## PROMPT:
Extract, from the records beneath this instruction, each line that contains the word "audio".
[Begin]
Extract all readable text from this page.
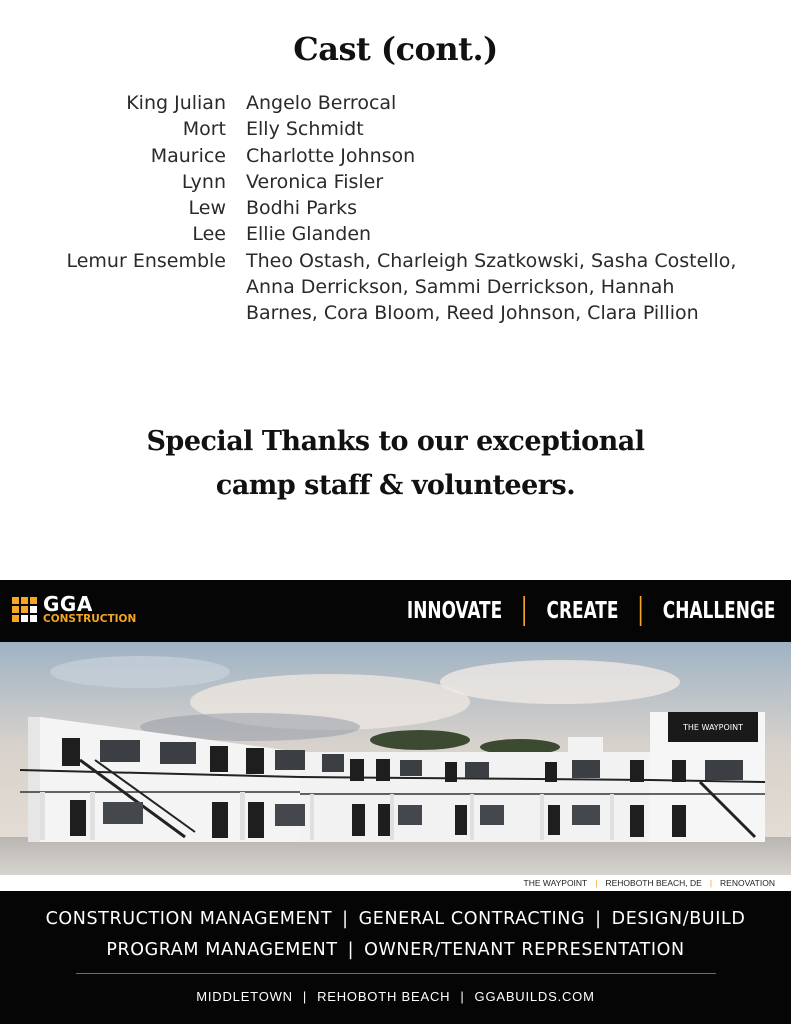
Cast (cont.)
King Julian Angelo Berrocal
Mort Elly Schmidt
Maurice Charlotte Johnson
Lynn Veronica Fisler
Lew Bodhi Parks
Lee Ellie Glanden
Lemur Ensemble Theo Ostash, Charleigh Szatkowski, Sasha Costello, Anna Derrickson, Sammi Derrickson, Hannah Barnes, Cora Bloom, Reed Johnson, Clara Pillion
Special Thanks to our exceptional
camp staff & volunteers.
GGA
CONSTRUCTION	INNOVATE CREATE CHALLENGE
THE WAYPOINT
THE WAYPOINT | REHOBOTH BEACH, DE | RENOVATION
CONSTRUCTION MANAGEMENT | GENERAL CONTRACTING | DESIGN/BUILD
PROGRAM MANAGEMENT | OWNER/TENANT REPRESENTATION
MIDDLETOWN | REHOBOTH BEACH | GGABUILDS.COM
[End]
[Begin]
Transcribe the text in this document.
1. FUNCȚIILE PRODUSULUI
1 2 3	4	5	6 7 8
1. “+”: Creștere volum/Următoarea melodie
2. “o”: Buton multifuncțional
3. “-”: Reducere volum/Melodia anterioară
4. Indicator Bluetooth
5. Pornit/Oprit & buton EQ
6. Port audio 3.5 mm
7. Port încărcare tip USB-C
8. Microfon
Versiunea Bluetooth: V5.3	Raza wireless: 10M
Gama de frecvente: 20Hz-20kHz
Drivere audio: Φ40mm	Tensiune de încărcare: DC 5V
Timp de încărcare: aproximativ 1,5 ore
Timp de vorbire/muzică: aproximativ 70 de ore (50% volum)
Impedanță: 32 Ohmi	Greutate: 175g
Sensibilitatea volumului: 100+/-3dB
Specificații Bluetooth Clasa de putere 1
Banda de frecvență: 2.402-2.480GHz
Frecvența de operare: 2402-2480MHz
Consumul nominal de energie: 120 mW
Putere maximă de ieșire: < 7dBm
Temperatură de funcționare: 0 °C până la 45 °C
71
[End]
## ANSWER FOR THIS EXERCISE:
6. Port audio 3.5 mm
Drivere audio: Φ40mm	Tensiune de încărcare: DC 5V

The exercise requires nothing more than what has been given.